__WHAT YOU WILL DO__. The entries below contain pictures. Retype everything except those pictures, exactly as given.

__RECORDS TO PROCESS__.
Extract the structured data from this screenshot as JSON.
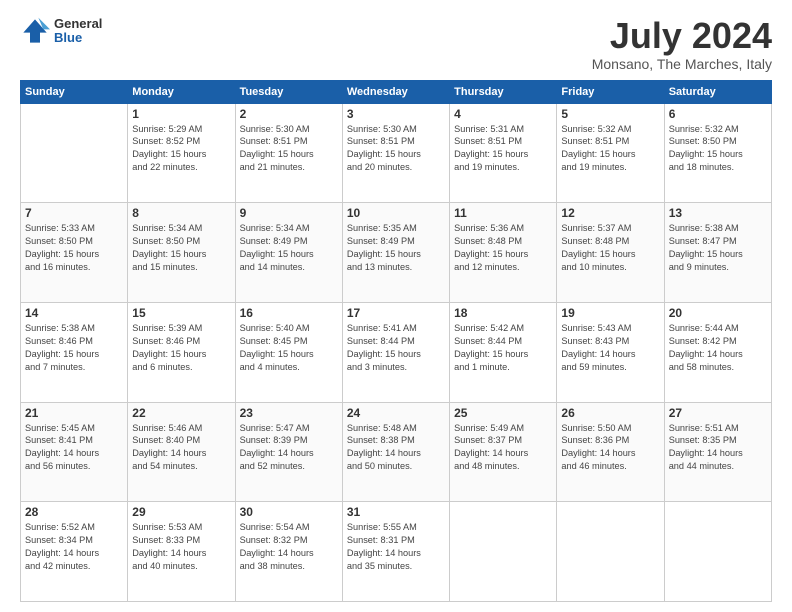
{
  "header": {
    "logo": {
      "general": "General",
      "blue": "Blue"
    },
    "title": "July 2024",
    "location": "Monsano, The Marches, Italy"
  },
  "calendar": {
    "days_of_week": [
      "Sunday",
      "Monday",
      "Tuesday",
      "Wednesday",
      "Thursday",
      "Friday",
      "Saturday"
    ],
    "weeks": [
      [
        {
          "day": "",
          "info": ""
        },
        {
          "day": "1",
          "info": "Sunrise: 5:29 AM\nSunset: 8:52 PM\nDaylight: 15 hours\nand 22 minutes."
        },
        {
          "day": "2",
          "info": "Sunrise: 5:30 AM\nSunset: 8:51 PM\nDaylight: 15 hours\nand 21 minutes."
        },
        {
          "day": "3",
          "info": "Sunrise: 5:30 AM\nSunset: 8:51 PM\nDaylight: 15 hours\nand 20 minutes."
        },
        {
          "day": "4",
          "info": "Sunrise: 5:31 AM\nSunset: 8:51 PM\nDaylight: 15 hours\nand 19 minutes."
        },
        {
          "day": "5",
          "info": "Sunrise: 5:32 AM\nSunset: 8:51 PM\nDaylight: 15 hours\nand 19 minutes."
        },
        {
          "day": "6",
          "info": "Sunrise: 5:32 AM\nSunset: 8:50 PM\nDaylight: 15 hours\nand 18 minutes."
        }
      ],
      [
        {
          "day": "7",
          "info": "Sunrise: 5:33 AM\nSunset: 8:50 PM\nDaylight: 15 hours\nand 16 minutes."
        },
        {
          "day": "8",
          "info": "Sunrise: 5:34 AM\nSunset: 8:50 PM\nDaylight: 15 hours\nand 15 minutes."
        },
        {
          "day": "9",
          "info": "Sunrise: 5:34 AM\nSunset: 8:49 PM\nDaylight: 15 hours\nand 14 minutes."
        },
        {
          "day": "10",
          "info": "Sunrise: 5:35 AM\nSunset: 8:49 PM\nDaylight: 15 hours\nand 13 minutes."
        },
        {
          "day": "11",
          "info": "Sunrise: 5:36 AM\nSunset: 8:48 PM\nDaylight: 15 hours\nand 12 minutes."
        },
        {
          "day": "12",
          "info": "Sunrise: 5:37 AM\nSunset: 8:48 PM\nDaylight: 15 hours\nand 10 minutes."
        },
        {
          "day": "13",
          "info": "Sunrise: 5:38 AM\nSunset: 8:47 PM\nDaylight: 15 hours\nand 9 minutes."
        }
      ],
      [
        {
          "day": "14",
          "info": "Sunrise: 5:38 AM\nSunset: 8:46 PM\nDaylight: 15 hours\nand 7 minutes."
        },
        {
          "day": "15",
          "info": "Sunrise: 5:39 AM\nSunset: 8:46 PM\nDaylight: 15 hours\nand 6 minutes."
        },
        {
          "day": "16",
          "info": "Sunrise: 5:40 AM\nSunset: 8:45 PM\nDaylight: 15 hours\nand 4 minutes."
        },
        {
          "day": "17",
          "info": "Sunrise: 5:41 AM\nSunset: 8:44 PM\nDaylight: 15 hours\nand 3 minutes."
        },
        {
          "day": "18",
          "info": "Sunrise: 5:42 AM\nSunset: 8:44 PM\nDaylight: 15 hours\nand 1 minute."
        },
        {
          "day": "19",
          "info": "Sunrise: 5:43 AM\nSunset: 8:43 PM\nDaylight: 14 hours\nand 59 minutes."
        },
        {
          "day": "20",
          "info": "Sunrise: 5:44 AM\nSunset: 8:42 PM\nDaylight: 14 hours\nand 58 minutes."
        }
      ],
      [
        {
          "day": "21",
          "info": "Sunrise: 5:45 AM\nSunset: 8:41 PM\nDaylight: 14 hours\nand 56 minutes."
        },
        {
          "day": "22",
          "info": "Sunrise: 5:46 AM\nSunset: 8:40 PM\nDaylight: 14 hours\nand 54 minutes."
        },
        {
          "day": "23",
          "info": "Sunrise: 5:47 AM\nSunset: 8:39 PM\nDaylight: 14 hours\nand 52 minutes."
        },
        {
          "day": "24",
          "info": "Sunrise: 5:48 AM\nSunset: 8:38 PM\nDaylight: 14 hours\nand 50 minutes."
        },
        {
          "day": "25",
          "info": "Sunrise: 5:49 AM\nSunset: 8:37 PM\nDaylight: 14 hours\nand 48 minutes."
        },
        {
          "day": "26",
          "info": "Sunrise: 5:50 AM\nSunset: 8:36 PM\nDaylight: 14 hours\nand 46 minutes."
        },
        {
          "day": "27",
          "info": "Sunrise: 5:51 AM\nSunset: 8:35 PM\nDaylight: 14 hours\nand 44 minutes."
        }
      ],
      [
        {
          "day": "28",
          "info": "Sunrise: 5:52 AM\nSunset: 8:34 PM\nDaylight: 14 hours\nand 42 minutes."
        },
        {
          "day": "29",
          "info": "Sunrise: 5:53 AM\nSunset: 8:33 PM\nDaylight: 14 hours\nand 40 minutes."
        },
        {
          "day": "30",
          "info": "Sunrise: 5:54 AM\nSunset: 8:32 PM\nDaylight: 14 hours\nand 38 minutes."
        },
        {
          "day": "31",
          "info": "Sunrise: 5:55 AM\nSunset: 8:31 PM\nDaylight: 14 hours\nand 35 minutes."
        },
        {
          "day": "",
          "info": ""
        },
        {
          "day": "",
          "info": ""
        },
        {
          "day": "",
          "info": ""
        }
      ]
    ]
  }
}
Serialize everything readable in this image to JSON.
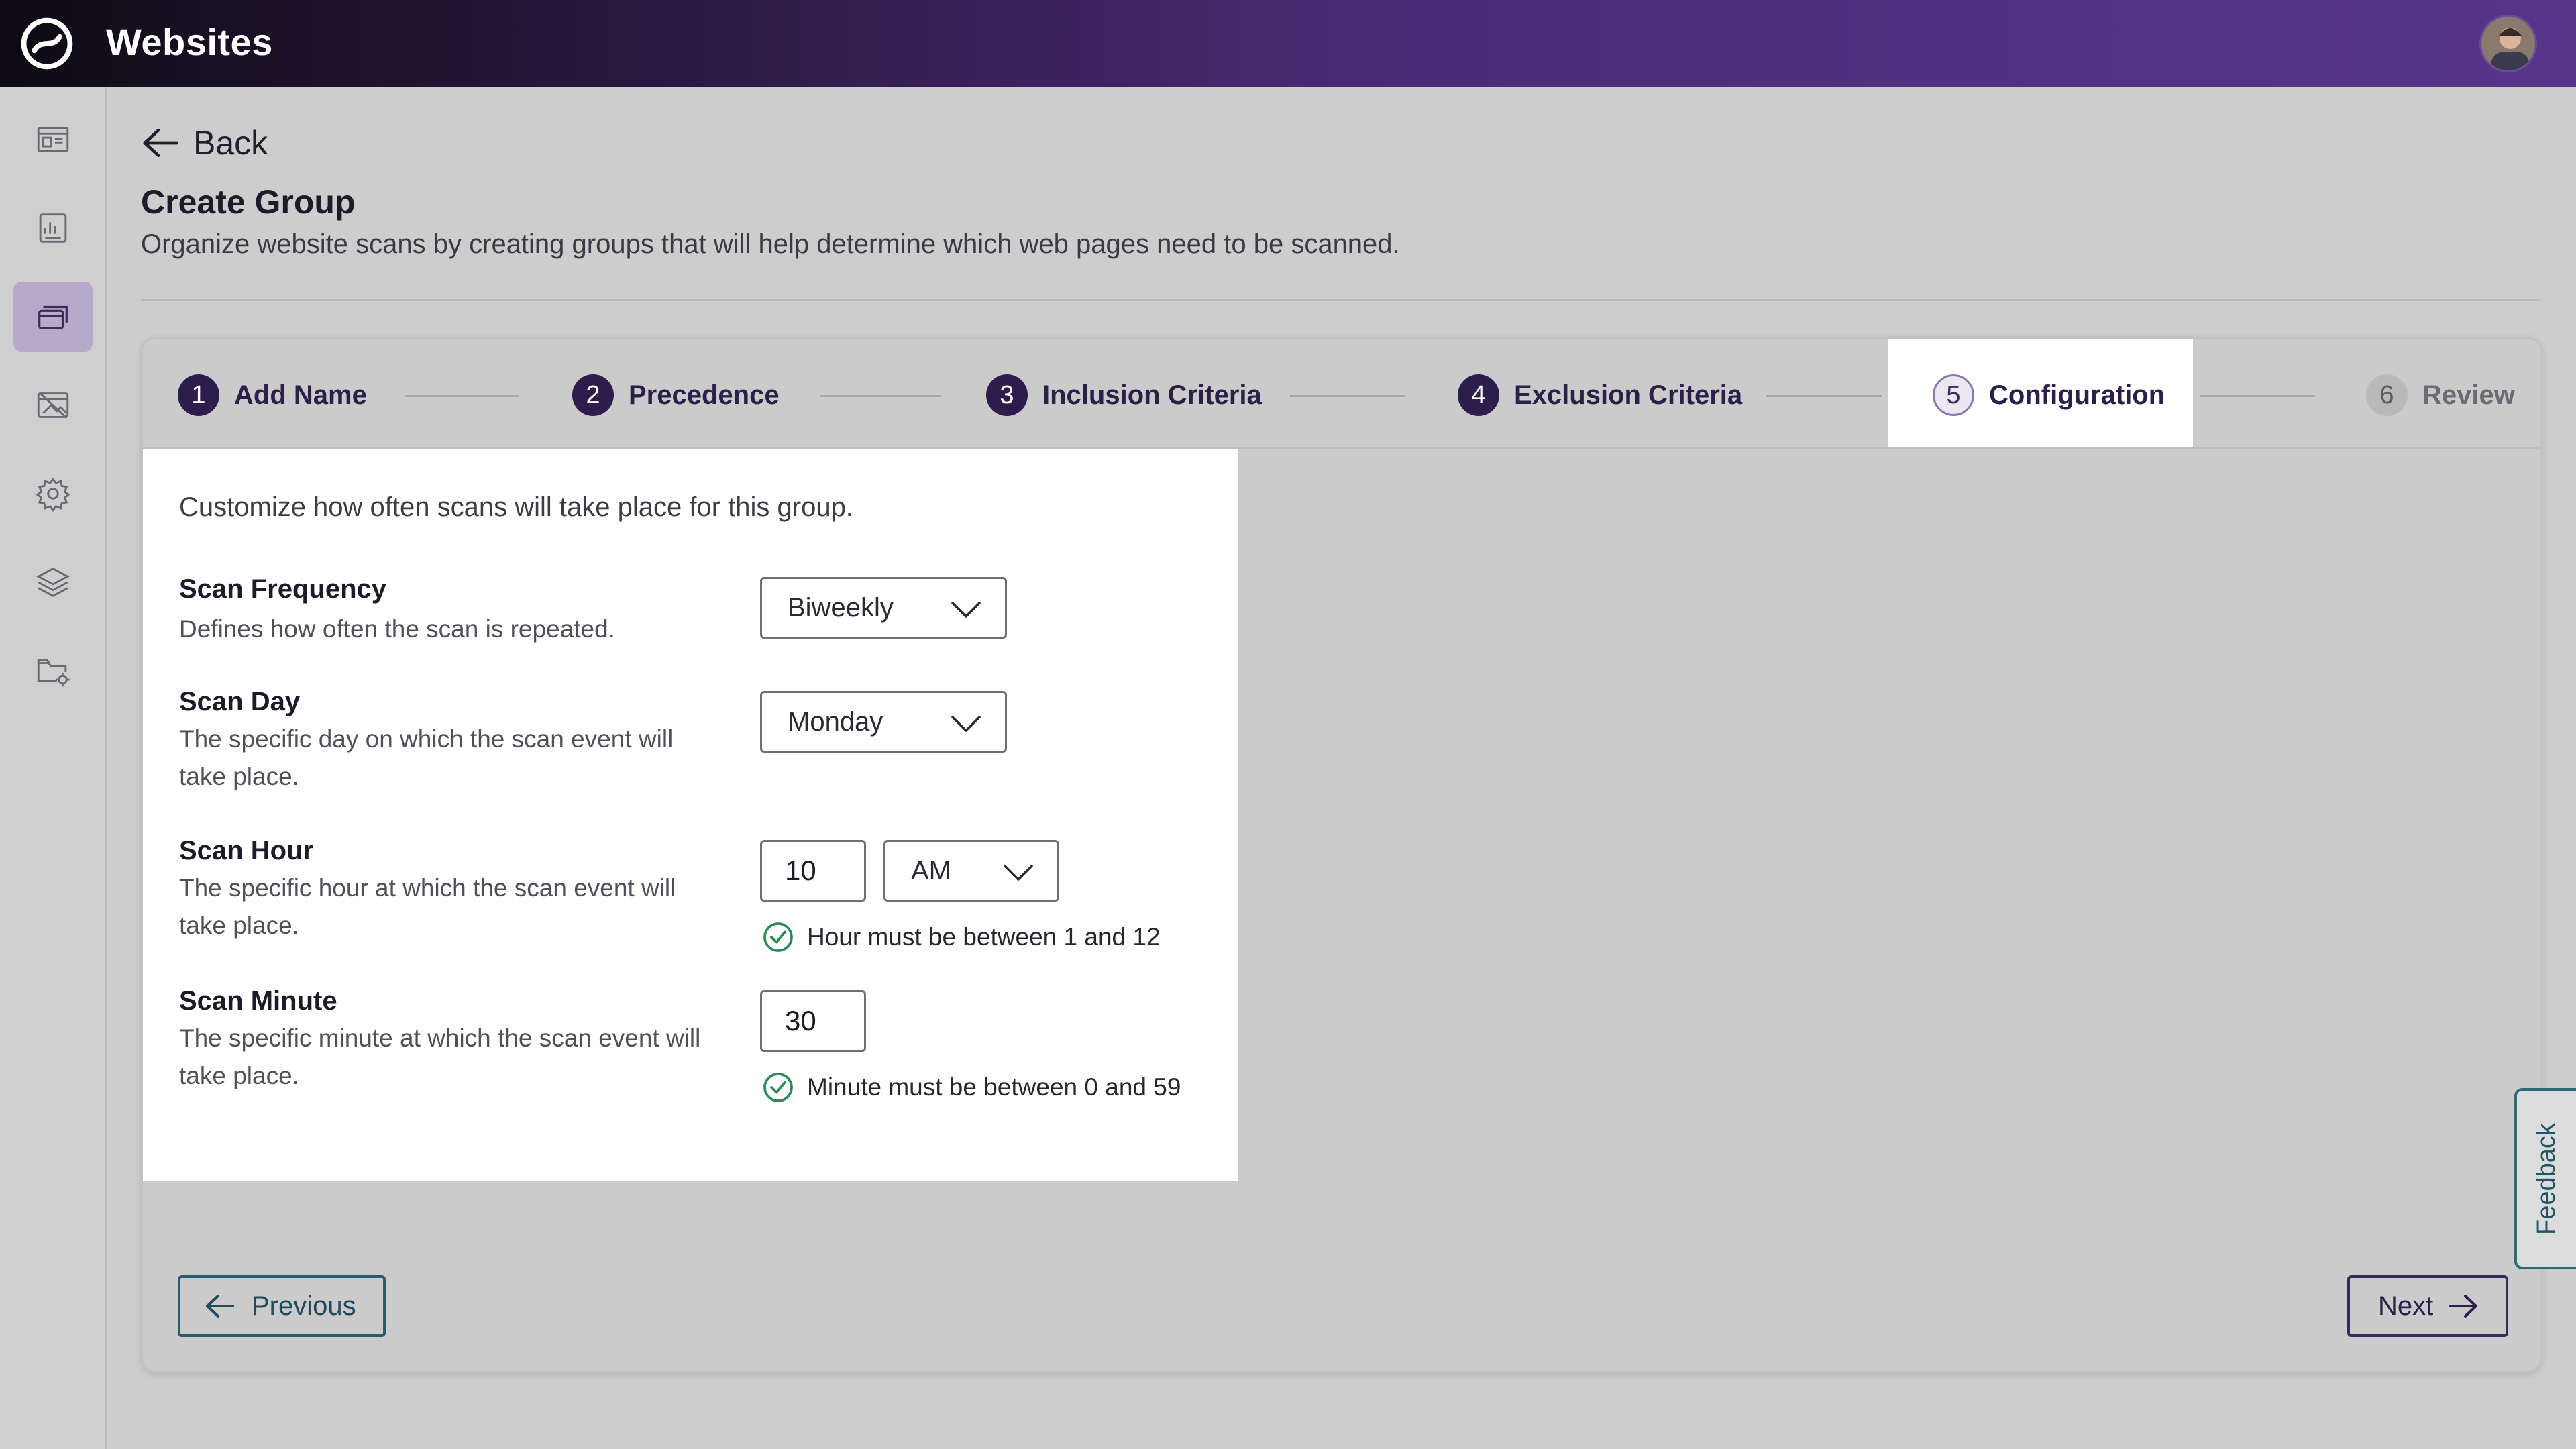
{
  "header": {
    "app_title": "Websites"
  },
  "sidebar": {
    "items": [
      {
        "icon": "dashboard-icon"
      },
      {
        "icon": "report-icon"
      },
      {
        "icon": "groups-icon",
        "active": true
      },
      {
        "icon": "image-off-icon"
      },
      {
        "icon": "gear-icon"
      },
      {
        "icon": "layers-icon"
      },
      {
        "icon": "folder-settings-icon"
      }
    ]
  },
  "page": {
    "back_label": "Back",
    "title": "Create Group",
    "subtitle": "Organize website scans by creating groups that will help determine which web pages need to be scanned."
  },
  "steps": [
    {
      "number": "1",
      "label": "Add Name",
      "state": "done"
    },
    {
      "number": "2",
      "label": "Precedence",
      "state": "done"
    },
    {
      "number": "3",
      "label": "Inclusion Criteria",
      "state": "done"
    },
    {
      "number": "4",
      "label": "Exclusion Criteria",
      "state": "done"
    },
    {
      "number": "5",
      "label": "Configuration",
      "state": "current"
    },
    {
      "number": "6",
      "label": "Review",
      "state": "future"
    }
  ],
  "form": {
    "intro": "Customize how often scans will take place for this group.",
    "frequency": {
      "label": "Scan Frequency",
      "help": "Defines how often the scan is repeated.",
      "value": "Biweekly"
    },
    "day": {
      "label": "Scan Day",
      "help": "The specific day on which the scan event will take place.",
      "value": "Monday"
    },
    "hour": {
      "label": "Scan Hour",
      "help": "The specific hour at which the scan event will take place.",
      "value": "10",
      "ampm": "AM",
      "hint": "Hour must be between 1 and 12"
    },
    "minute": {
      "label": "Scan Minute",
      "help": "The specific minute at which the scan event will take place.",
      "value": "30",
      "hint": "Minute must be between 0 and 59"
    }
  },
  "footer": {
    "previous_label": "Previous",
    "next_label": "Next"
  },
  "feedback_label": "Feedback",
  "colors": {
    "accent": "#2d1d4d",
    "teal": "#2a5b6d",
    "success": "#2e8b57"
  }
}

__ANSWER TO THIS TASK__.
Extract the structured data from this screenshot as JSON.
{
  "header": {
    "logo": {
      "general": "General",
      "blue": "Blue"
    },
    "title": "July 2024",
    "location": "Monsano, The Marches, Italy"
  },
  "calendar": {
    "days_of_week": [
      "Sunday",
      "Monday",
      "Tuesday",
      "Wednesday",
      "Thursday",
      "Friday",
      "Saturday"
    ],
    "weeks": [
      [
        {
          "day": "",
          "info": ""
        },
        {
          "day": "1",
          "info": "Sunrise: 5:29 AM\nSunset: 8:52 PM\nDaylight: 15 hours\nand 22 minutes."
        },
        {
          "day": "2",
          "info": "Sunrise: 5:30 AM\nSunset: 8:51 PM\nDaylight: 15 hours\nand 21 minutes."
        },
        {
          "day": "3",
          "info": "Sunrise: 5:30 AM\nSunset: 8:51 PM\nDaylight: 15 hours\nand 20 minutes."
        },
        {
          "day": "4",
          "info": "Sunrise: 5:31 AM\nSunset: 8:51 PM\nDaylight: 15 hours\nand 19 minutes."
        },
        {
          "day": "5",
          "info": "Sunrise: 5:32 AM\nSunset: 8:51 PM\nDaylight: 15 hours\nand 19 minutes."
        },
        {
          "day": "6",
          "info": "Sunrise: 5:32 AM\nSunset: 8:50 PM\nDaylight: 15 hours\nand 18 minutes."
        }
      ],
      [
        {
          "day": "7",
          "info": "Sunrise: 5:33 AM\nSunset: 8:50 PM\nDaylight: 15 hours\nand 16 minutes."
        },
        {
          "day": "8",
          "info": "Sunrise: 5:34 AM\nSunset: 8:50 PM\nDaylight: 15 hours\nand 15 minutes."
        },
        {
          "day": "9",
          "info": "Sunrise: 5:34 AM\nSunset: 8:49 PM\nDaylight: 15 hours\nand 14 minutes."
        },
        {
          "day": "10",
          "info": "Sunrise: 5:35 AM\nSunset: 8:49 PM\nDaylight: 15 hours\nand 13 minutes."
        },
        {
          "day": "11",
          "info": "Sunrise: 5:36 AM\nSunset: 8:48 PM\nDaylight: 15 hours\nand 12 minutes."
        },
        {
          "day": "12",
          "info": "Sunrise: 5:37 AM\nSunset: 8:48 PM\nDaylight: 15 hours\nand 10 minutes."
        },
        {
          "day": "13",
          "info": "Sunrise: 5:38 AM\nSunset: 8:47 PM\nDaylight: 15 hours\nand 9 minutes."
        }
      ],
      [
        {
          "day": "14",
          "info": "Sunrise: 5:38 AM\nSunset: 8:46 PM\nDaylight: 15 hours\nand 7 minutes."
        },
        {
          "day": "15",
          "info": "Sunrise: 5:39 AM\nSunset: 8:46 PM\nDaylight: 15 hours\nand 6 minutes."
        },
        {
          "day": "16",
          "info": "Sunrise: 5:40 AM\nSunset: 8:45 PM\nDaylight: 15 hours\nand 4 minutes."
        },
        {
          "day": "17",
          "info": "Sunrise: 5:41 AM\nSunset: 8:44 PM\nDaylight: 15 hours\nand 3 minutes."
        },
        {
          "day": "18",
          "info": "Sunrise: 5:42 AM\nSunset: 8:44 PM\nDaylight: 15 hours\nand 1 minute."
        },
        {
          "day": "19",
          "info": "Sunrise: 5:43 AM\nSunset: 8:43 PM\nDaylight: 14 hours\nand 59 minutes."
        },
        {
          "day": "20",
          "info": "Sunrise: 5:44 AM\nSunset: 8:42 PM\nDaylight: 14 hours\nand 58 minutes."
        }
      ],
      [
        {
          "day": "21",
          "info": "Sunrise: 5:45 AM\nSunset: 8:41 PM\nDaylight: 14 hours\nand 56 minutes."
        },
        {
          "day": "22",
          "info": "Sunrise: 5:46 AM\nSunset: 8:40 PM\nDaylight: 14 hours\nand 54 minutes."
        },
        {
          "day": "23",
          "info": "Sunrise: 5:47 AM\nSunset: 8:39 PM\nDaylight: 14 hours\nand 52 minutes."
        },
        {
          "day": "24",
          "info": "Sunrise: 5:48 AM\nSunset: 8:38 PM\nDaylight: 14 hours\nand 50 minutes."
        },
        {
          "day": "25",
          "info": "Sunrise: 5:49 AM\nSunset: 8:37 PM\nDaylight: 14 hours\nand 48 minutes."
        },
        {
          "day": "26",
          "info": "Sunrise: 5:50 AM\nSunset: 8:36 PM\nDaylight: 14 hours\nand 46 minutes."
        },
        {
          "day": "27",
          "info": "Sunrise: 5:51 AM\nSunset: 8:35 PM\nDaylight: 14 hours\nand 44 minutes."
        }
      ],
      [
        {
          "day": "28",
          "info": "Sunrise: 5:52 AM\nSunset: 8:34 PM\nDaylight: 14 hours\nand 42 minutes."
        },
        {
          "day": "29",
          "info": "Sunrise: 5:53 AM\nSunset: 8:33 PM\nDaylight: 14 hours\nand 40 minutes."
        },
        {
          "day": "30",
          "info": "Sunrise: 5:54 AM\nSunset: 8:32 PM\nDaylight: 14 hours\nand 38 minutes."
        },
        {
          "day": "31",
          "info": "Sunrise: 5:55 AM\nSunset: 8:31 PM\nDaylight: 14 hours\nand 35 minutes."
        },
        {
          "day": "",
          "info": ""
        },
        {
          "day": "",
          "info": ""
        },
        {
          "day": "",
          "info": ""
        }
      ]
    ]
  }
}
Serialize everything readable in this image to JSON.
{
  "header": {
    "app_title": "Websites"
  },
  "sidebar": {
    "items": [
      {
        "icon": "dashboard-icon"
      },
      {
        "icon": "report-icon"
      },
      {
        "icon": "groups-icon",
        "active": true
      },
      {
        "icon": "image-off-icon"
      },
      {
        "icon": "gear-icon"
      },
      {
        "icon": "layers-icon"
      },
      {
        "icon": "folder-settings-icon"
      }
    ]
  },
  "page": {
    "back_label": "Back",
    "title": "Create Group",
    "subtitle": "Organize website scans by creating groups that will help determine which web pages need to be scanned."
  },
  "steps": [
    {
      "number": "1",
      "label": "Add Name",
      "state": "done"
    },
    {
      "number": "2",
      "label": "Precedence",
      "state": "done"
    },
    {
      "number": "3",
      "label": "Inclusion Criteria",
      "state": "done"
    },
    {
      "number": "4",
      "label": "Exclusion Criteria",
      "state": "done"
    },
    {
      "number": "5",
      "label": "Configuration",
      "state": "current"
    },
    {
      "number": "6",
      "label": "Review",
      "state": "future"
    }
  ],
  "form": {
    "intro": "Customize how often scans will take place for this group.",
    "frequency": {
      "label": "Scan Frequency",
      "help": "Defines how often the scan is repeated.",
      "value": "Biweekly"
    },
    "day": {
      "label": "Scan Day",
      "help": "The specific day on which the scan event will take place.",
      "value": "Monday"
    },
    "hour": {
      "label": "Scan Hour",
      "help": "The specific hour at which the scan event will take place.",
      "value": "10",
      "ampm": "AM",
      "hint": "Hour must be between 1 and 12"
    },
    "minute": {
      "label": "Scan Minute",
      "help": "The specific minute at which the scan event will take place.",
      "value": "30",
      "hint": "Minute must be between 0 and 59"
    }
  },
  "footer": {
    "previous_label": "Previous",
    "next_label": "Next"
  },
  "feedback_label": "Feedback",
  "colors": {
    "accent": "#2d1d4d",
    "teal": "#2a5b6d",
    "success": "#2e8b57"
  }
}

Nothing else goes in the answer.